Collect each line of the entries that holds the string "value".

▶ RECORDS FOR PROCESSING

########

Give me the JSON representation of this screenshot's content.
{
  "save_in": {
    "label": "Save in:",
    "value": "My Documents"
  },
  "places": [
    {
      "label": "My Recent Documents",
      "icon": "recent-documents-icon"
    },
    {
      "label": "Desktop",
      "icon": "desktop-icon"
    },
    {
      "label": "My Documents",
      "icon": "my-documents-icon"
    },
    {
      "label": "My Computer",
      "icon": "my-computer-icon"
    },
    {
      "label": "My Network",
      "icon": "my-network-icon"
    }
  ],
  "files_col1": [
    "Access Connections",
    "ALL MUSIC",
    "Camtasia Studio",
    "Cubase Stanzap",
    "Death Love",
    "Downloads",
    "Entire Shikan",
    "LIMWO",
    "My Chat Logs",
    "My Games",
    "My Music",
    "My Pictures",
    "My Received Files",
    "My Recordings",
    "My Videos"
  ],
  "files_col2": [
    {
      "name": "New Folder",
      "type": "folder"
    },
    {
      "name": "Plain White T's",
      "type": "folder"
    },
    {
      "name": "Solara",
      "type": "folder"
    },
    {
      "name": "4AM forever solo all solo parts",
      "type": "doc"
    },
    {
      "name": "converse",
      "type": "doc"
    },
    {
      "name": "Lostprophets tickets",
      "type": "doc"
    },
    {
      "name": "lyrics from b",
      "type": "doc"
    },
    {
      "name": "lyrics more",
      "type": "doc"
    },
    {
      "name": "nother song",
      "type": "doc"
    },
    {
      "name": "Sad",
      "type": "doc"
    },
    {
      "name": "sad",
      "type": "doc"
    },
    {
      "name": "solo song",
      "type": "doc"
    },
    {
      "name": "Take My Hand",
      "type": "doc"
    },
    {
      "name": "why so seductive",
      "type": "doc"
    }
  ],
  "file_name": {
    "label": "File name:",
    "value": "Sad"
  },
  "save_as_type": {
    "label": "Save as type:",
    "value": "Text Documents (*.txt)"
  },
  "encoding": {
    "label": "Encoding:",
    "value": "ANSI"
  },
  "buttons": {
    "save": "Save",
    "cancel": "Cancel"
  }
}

########

▶ ANSWER TO THE PROBLEM
    "value": "My Documents"
    "value": "Sad"
    "value": "Text Documents (*.txt)"
    "value": "ANSI"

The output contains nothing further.